PROBLEM STATEMENT:
Find the lines that include the string "พลตำรวจเอก" and report how many there are. Give no other text.
[begin GIVEN RECORDS]
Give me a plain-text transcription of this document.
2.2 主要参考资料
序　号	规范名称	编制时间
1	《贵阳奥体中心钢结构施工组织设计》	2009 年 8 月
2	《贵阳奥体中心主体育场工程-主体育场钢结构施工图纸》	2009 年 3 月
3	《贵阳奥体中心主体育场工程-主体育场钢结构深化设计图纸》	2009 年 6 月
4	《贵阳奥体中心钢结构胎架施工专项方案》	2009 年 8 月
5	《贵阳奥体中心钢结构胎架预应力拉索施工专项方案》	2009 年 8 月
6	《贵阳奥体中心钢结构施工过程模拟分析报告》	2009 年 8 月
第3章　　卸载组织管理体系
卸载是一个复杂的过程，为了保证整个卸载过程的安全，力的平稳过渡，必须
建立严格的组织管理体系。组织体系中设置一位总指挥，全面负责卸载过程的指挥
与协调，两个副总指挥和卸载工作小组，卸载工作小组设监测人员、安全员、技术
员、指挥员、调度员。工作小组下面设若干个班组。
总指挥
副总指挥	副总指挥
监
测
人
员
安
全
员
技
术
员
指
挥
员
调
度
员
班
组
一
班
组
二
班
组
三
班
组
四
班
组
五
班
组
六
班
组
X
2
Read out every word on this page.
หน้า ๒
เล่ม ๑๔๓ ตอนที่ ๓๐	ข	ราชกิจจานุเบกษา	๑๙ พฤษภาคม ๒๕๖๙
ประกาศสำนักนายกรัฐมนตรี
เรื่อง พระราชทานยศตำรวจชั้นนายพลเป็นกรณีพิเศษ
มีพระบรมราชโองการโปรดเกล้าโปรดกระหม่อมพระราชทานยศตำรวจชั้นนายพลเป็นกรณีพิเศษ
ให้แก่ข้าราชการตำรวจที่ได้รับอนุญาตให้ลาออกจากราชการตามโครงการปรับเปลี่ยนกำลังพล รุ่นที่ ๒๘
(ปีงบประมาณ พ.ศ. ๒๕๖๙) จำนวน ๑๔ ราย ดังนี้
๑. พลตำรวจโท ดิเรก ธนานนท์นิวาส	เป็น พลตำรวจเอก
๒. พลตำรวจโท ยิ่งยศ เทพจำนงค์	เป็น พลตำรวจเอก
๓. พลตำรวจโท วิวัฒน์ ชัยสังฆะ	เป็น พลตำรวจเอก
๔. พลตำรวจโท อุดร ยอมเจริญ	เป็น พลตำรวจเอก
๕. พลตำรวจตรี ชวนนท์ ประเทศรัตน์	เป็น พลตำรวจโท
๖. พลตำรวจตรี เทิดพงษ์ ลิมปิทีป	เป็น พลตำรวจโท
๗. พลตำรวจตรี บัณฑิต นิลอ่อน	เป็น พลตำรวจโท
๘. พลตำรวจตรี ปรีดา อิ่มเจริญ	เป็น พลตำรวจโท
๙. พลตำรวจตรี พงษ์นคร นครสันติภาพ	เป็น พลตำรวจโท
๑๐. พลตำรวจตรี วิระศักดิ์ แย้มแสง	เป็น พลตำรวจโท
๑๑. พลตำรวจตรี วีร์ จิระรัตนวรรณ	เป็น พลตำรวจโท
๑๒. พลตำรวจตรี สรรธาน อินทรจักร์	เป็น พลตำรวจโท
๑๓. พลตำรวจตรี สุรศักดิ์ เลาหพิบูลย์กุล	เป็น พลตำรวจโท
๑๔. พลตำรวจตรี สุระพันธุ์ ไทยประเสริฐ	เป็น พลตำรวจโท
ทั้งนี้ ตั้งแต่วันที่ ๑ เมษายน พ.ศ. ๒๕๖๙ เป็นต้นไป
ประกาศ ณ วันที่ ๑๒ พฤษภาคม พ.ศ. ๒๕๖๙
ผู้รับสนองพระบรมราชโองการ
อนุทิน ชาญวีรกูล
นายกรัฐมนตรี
[end GIVEN RECORDS]
RESULT:
4